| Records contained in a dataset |
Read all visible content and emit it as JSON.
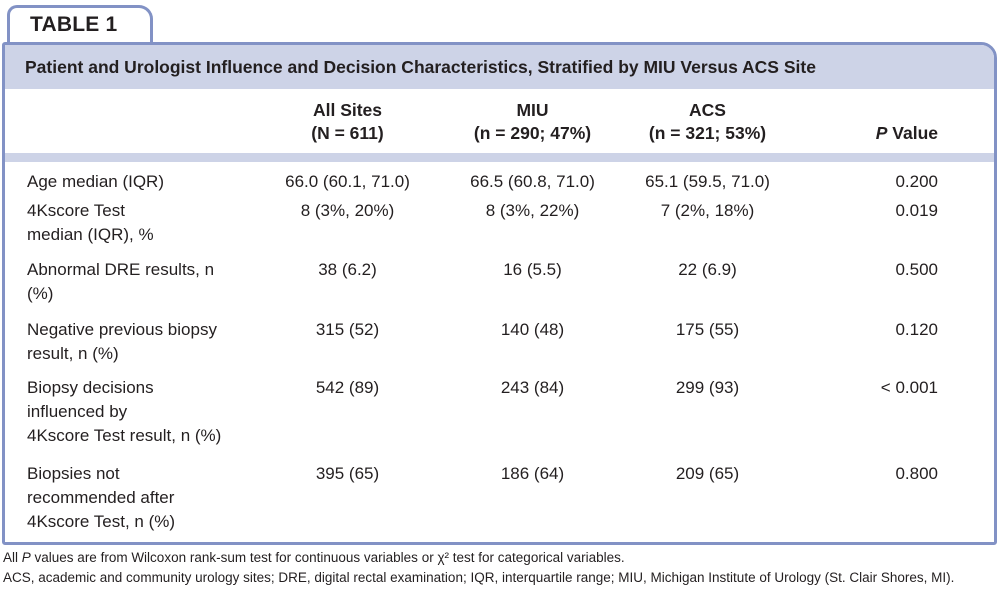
{
  "tab_label": "TABLE 1",
  "title": "Patient and Urologist Influence and Decision Characteristics, Stratified by MIU Versus ACS Site",
  "header": {
    "all_sites_line1": "All Sites",
    "all_sites_line2": "(N = 611)",
    "miu_line1": "MIU",
    "miu_line2": "(n = 290; 47%)",
    "acs_line1": "ACS",
    "acs_line2": "(n = 321; 53%)",
    "p_italic": "P",
    "p_rest": " Value"
  },
  "rows": [
    {
      "label": "Age median (IQR)",
      "all_sites": "66.0 (60.1, 71.0)",
      "miu": "66.5 (60.8, 71.0)",
      "acs": "65.1 (59.5, 71.0)",
      "p_value": "0.200"
    },
    {
      "label": "4Kscore Test\nmedian (IQR), %",
      "all_sites": "8 (3%, 20%)",
      "miu": "8 (3%, 22%)",
      "acs": "7 (2%, 18%)",
      "p_value": "0.019"
    },
    {
      "label": "Abnormal DRE results, n\n(%)",
      "all_sites": "38 (6.2)",
      "miu": "16 (5.5)",
      "acs": "22 (6.9)",
      "p_value": "0.500"
    },
    {
      "label": "Negative previous biopsy\nresult, n (%)",
      "all_sites": "315 (52)",
      "miu": "140 (48)",
      "acs": "175 (55)",
      "p_value": "0.120"
    },
    {
      "label": "Biopsy decisions\ninfluenced by\n4Kscore Test result, n (%)",
      "all_sites": "542 (89)",
      "miu": "243 (84)",
      "acs": "299 (93)",
      "p_value": "< 0.001"
    },
    {
      "label": "Biopsies not\nrecommended after\n4Kscore Test, n (%)",
      "all_sites": "395 (65)",
      "miu": "186 (64)",
      "acs": "209 (65)",
      "p_value": "0.800"
    }
  ],
  "footnotes": {
    "line1_prefix": "All ",
    "line1_italic": "P",
    "line1_rest": " values are from Wilcoxon rank-sum test for continuous variables or χ² test for categorical variables.",
    "line2": "ACS, academic and community urology sites; DRE, digital rectal examination; IQR, interquartile range; MIU, Michigan Institute of Urology (St. Clair Shores, MI)."
  },
  "colors": {
    "band_lavender": "#cdd3e7",
    "border_blue": "#8292c5",
    "text": "#231f20"
  }
}
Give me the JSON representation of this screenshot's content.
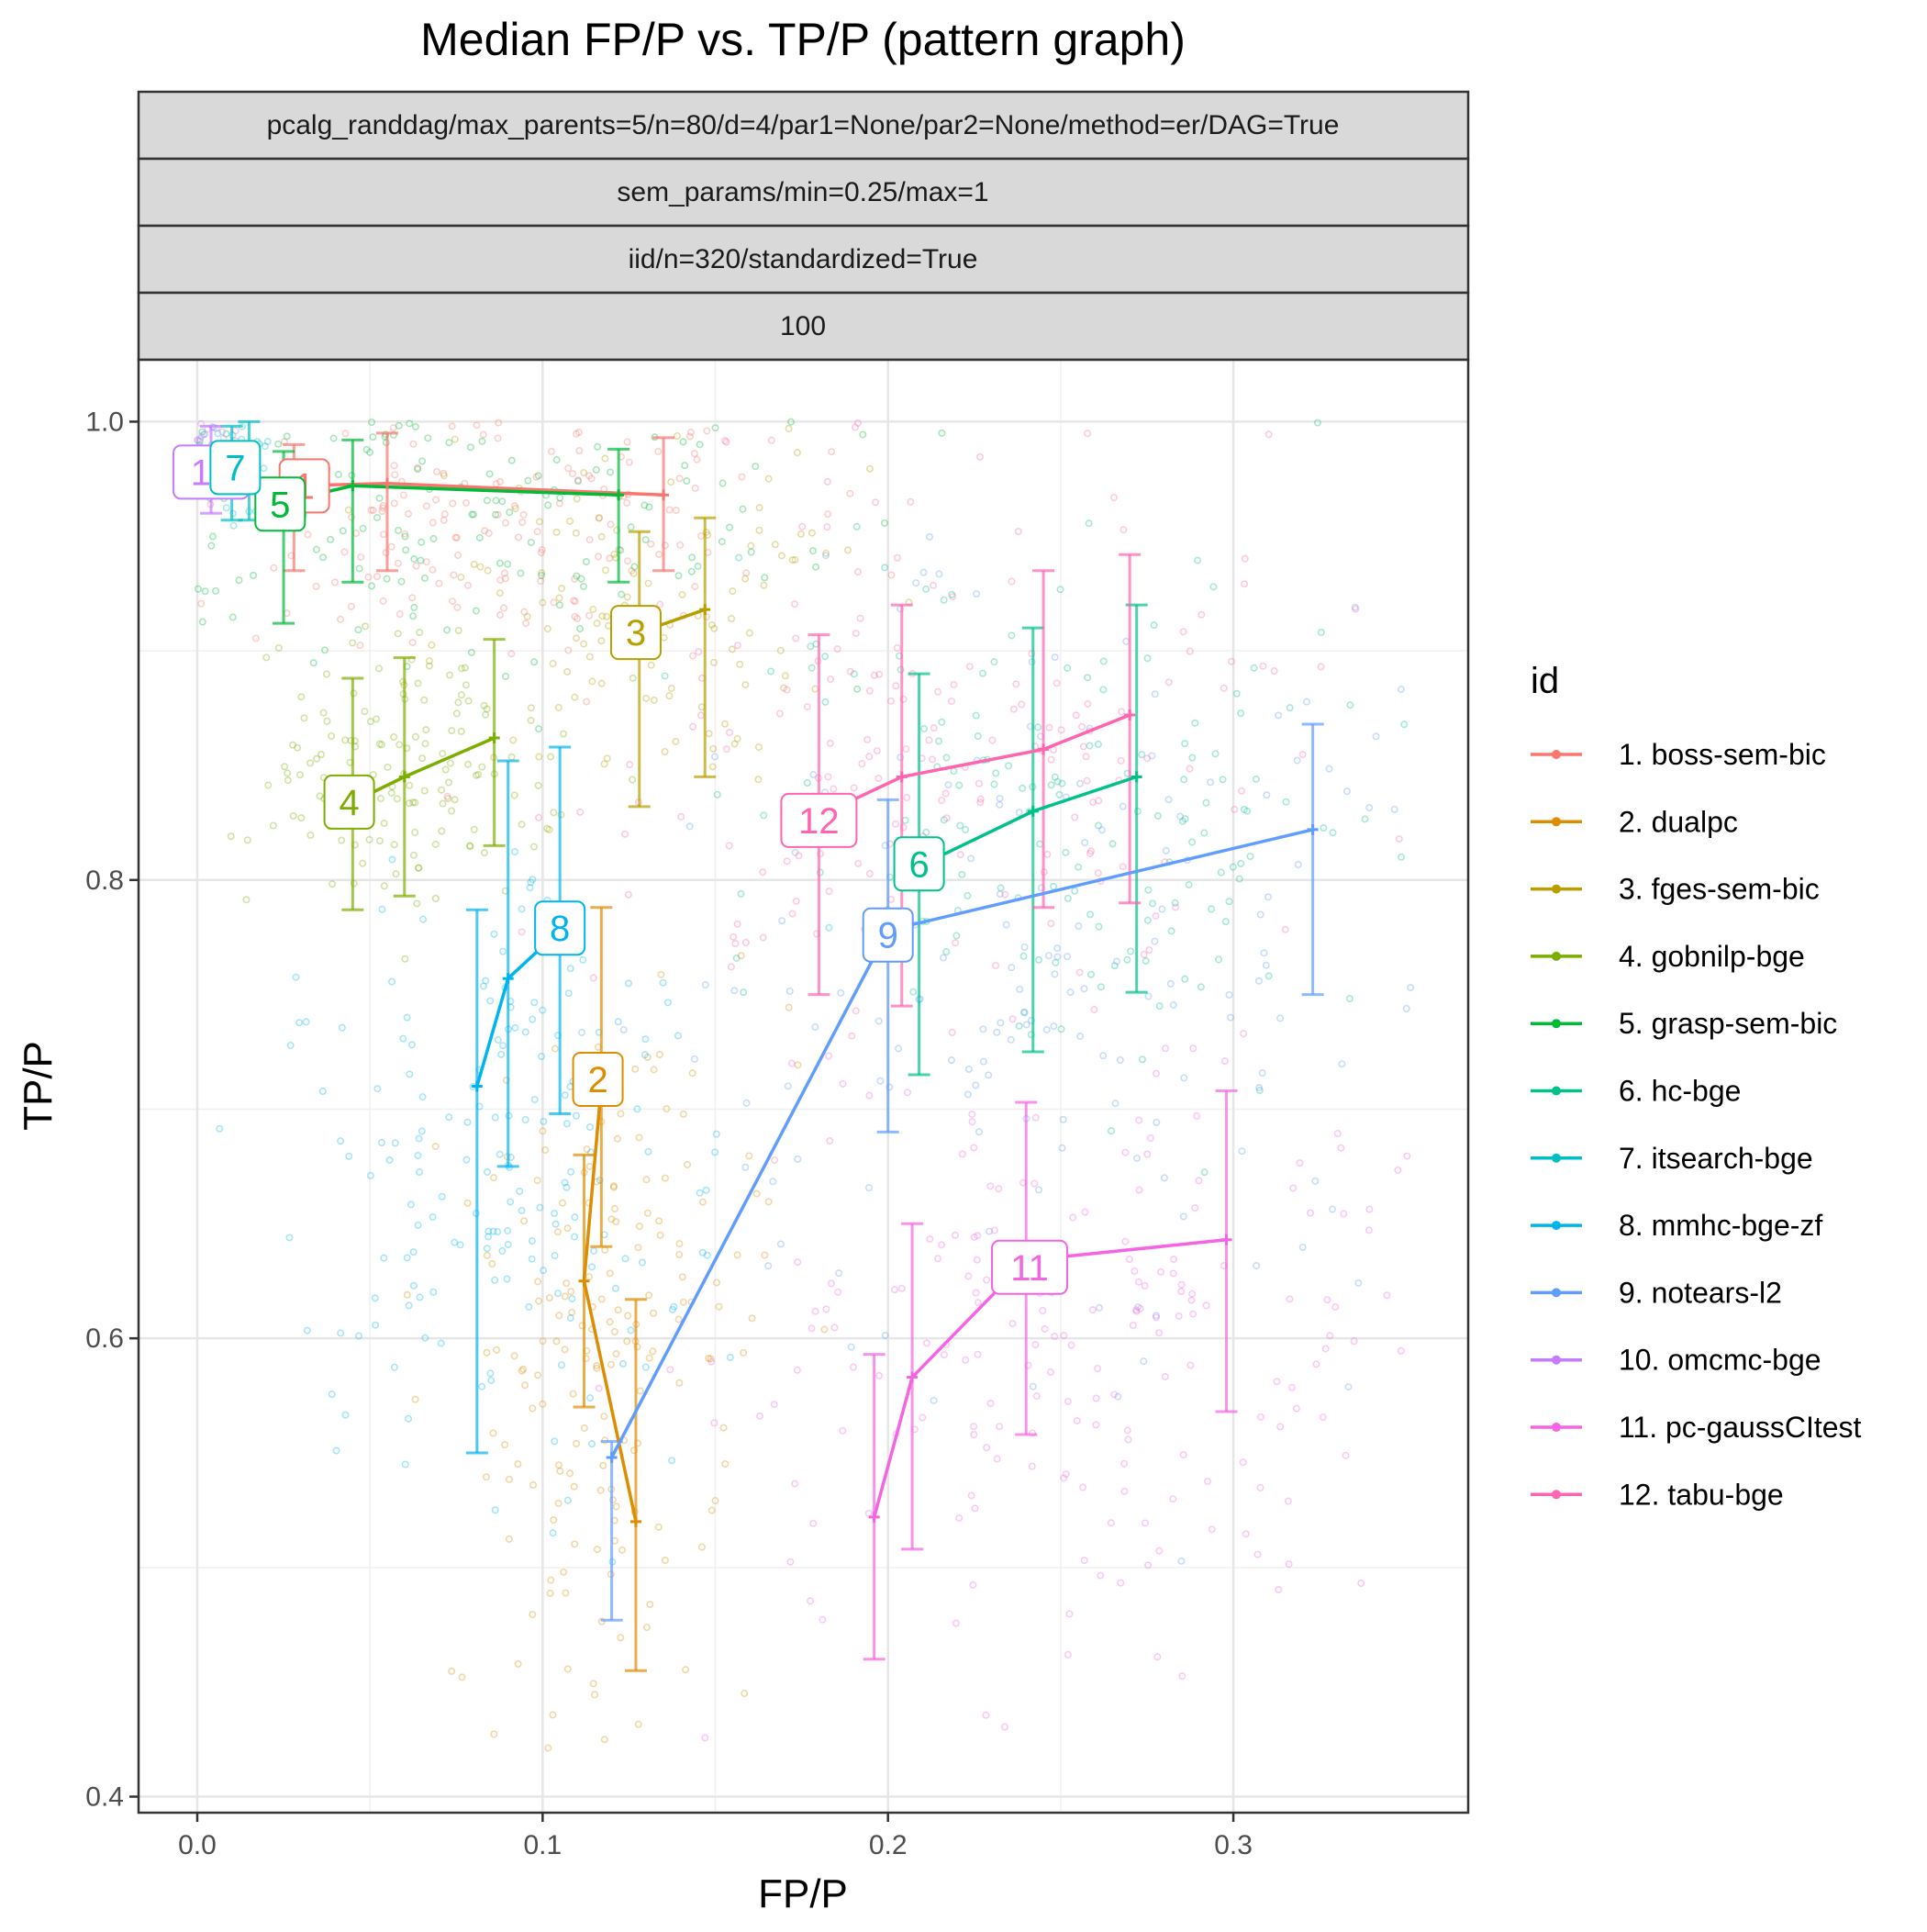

| PROMPT |
Write the records above out again exactly, with no pictures in your copy.

| FINISHED TASK |
Read all visible content and emit it as JSON.
{
  "tab_label": "TABLE 1",
  "title": "Patient and Urologist Influence and Decision Characteristics, Stratified by MIU Versus ACS Site",
  "header": {
    "all_sites_line1": "All Sites",
    "all_sites_line2": "(N = 611)",
    "miu_line1": "MIU",
    "miu_line2": "(n = 290; 47%)",
    "acs_line1": "ACS",
    "acs_line2": "(n = 321; 53%)",
    "p_italic": "P",
    "p_rest": " Value"
  },
  "rows": [
    {
      "label": "Age median (IQR)",
      "all_sites": "66.0 (60.1, 71.0)",
      "miu": "66.5 (60.8, 71.0)",
      "acs": "65.1 (59.5, 71.0)",
      "p_value": "0.200"
    },
    {
      "label": "4Kscore Test\nmedian (IQR), %",
      "all_sites": "8 (3%, 20%)",
      "miu": "8 (3%, 22%)",
      "acs": "7 (2%, 18%)",
      "p_value": "0.019"
    },
    {
      "label": "Abnormal DRE results, n\n(%)",
      "all_sites": "38 (6.2)",
      "miu": "16 (5.5)",
      "acs": "22 (6.9)",
      "p_value": "0.500"
    },
    {
      "label": "Negative previous biopsy\nresult, n (%)",
      "all_sites": "315 (52)",
      "miu": "140 (48)",
      "acs": "175 (55)",
      "p_value": "0.120"
    },
    {
      "label": "Biopsy decisions\ninfluenced by\n4Kscore Test result, n (%)",
      "all_sites": "542 (89)",
      "miu": "243 (84)",
      "acs": "299 (93)",
      "p_value": "< 0.001"
    },
    {
      "label": "Biopsies not\nrecommended after\n4Kscore Test, n (%)",
      "all_sites": "395 (65)",
      "miu": "186 (64)",
      "acs": "209 (65)",
      "p_value": "0.800"
    }
  ],
  "footnotes": {
    "line1_prefix": "All ",
    "line1_italic": "P",
    "line1_rest": " values are from Wilcoxon rank-sum test for continuous variables or χ² test for categorical variables.",
    "line2": "ACS, academic and community urology sites; DRE, digital rectal examination; IQR, interquartile range; MIU, Michigan Institute of Urology (St. Clair Shores, MI)."
  },
  "colors": {
    "band_lavender": "#cdd3e7",
    "border_blue": "#8292c5",
    "text": "#231f20"
  }
}
Give me the JSON representation of this screenshot's content.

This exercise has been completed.